## GIVEN DATA
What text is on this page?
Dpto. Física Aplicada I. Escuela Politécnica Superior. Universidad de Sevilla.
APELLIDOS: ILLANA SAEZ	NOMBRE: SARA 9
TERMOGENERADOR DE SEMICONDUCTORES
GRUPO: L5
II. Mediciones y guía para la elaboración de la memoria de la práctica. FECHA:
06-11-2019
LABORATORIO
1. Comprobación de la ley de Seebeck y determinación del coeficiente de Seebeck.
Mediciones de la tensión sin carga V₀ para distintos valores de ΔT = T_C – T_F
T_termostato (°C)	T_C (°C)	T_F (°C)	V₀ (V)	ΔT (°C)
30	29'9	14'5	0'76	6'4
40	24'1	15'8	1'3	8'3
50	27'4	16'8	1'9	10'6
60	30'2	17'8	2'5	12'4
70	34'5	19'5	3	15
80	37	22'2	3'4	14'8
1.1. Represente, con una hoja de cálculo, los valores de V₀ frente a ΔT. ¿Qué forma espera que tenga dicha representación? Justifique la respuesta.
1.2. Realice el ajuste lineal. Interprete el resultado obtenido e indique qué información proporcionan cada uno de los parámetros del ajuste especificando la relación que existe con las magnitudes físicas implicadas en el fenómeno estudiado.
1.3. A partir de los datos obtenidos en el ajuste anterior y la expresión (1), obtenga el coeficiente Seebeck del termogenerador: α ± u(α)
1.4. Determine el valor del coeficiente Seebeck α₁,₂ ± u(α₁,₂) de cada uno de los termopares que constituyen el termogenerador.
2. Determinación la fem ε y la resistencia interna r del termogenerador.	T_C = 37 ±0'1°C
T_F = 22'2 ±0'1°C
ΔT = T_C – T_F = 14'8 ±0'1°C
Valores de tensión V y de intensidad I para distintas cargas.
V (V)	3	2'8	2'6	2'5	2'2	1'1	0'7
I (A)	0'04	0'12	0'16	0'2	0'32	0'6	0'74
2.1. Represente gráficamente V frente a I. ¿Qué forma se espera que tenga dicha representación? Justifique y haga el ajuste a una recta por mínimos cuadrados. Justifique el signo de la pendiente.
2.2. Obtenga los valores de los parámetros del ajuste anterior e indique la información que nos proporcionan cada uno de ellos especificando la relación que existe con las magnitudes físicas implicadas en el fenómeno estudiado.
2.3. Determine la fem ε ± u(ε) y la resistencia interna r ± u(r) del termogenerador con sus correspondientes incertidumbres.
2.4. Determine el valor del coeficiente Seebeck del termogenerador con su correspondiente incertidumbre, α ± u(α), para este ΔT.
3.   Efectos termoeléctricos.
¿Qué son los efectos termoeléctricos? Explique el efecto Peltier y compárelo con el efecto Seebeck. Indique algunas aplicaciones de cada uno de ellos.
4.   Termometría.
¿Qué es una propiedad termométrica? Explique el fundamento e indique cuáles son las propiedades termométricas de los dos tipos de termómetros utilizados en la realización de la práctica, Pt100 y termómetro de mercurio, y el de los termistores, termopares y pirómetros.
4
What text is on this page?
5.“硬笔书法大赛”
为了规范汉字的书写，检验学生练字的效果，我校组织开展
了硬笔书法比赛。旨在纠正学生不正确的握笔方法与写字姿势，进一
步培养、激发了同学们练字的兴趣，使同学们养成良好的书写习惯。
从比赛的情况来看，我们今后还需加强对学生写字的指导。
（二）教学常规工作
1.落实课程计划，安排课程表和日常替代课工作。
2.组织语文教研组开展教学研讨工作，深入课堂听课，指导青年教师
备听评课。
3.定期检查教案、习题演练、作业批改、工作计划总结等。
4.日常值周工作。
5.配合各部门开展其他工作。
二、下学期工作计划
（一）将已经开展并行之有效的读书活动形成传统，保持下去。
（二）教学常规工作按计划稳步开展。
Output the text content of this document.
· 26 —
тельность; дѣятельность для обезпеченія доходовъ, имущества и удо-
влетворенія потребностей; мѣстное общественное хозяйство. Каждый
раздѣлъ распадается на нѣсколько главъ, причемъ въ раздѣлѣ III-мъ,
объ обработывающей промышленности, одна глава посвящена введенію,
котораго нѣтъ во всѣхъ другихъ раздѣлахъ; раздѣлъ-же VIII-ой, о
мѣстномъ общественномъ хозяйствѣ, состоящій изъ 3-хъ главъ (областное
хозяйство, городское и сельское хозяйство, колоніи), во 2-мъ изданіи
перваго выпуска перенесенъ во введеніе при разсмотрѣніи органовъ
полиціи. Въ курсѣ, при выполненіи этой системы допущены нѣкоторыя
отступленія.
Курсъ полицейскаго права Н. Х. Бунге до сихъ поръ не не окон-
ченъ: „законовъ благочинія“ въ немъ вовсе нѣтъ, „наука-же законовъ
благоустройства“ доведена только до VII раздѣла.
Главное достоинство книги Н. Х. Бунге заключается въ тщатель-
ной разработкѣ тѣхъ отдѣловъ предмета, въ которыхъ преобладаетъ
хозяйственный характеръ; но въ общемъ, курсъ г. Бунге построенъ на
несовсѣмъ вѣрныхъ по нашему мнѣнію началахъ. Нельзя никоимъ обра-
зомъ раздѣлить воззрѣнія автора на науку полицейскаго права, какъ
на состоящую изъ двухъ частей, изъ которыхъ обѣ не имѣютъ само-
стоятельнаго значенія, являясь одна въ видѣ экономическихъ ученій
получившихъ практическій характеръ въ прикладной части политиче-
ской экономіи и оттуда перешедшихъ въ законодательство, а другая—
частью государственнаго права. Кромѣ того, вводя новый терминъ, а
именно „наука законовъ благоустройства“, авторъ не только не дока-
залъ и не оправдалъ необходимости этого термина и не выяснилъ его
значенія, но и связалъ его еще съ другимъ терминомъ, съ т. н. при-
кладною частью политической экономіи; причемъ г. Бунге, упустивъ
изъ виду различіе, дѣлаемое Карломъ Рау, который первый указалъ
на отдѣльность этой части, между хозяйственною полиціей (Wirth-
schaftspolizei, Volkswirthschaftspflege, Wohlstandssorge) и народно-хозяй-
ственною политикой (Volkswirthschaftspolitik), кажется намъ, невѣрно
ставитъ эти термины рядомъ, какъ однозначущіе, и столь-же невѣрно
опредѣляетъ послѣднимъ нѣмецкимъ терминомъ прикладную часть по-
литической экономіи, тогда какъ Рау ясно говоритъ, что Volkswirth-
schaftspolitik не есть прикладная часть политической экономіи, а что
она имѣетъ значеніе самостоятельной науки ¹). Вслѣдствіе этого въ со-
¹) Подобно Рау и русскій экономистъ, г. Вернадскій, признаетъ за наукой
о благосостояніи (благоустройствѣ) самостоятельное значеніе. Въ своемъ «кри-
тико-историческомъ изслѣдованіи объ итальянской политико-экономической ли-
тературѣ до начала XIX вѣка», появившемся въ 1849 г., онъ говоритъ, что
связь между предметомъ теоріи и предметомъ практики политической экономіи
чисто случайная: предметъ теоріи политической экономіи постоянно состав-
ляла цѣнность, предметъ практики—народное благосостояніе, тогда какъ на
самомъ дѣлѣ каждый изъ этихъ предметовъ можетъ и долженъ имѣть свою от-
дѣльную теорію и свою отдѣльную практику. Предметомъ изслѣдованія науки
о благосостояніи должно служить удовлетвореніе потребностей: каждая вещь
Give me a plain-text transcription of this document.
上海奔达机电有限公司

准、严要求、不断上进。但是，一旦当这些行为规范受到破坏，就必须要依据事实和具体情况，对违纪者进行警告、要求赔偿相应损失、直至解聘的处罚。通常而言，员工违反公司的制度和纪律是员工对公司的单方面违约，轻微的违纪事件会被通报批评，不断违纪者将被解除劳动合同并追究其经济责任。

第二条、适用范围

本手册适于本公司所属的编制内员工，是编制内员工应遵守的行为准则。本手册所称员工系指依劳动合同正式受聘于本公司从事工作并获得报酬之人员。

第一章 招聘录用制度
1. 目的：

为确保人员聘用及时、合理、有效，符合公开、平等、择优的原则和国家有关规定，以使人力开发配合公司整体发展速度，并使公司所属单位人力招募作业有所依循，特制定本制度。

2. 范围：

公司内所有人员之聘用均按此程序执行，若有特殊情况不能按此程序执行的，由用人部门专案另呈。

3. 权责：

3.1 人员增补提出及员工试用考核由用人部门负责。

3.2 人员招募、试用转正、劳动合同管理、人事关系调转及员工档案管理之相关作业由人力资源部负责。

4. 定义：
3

## TASK DETAILS
Nothing but the lines from the line with "Give me a plain-text" to the last line of the listing above should appear; please retype them exactly, both ends included.

## RESPONSE TO THIS EXERCISE
Give me a plain-text transcription of this document.
上海奔达机电有限公司

准、严要求、不断上进。但是，一旦当这些行为规范受到破坏，就必须要依据事实和具体情况，对违纪者进行警告、要求赔偿相应损失、直至解聘的处罚。通常而言，员工违反公司的制度和纪律是员工对公司的单方面违约，轻微的违纪事件会被通报批评，不断违纪者将被解除劳动合同并追究其经济责任。

第二条、适用范围

本手册适于本公司所属的编制内员工，是编制内员工应遵守的行为准则。本手册所称员工系指依劳动合同正式受聘于本公司从事工作并获得报酬之人员。

第一章 招聘录用制度
1. 目的：

为确保人员聘用及时、合理、有效，符合公开、平等、择优的原则和国家有关规定，以使人力开发配合公司整体发展速度，并使公司所属单位人力招募作业有所依循，特制定本制度。

2. 范围：

公司内所有人员之聘用均按此程序执行，若有特殊情况不能按此程序执行的，由用人部门专案另呈。

3. 权责：

3.1 人员增补提出及员工试用考核由用人部门负责。

3.2 人员招募、试用转正、劳动合同管理、人事关系调转及员工档案管理之相关作业由人力资源部负责。

4. 定义：
3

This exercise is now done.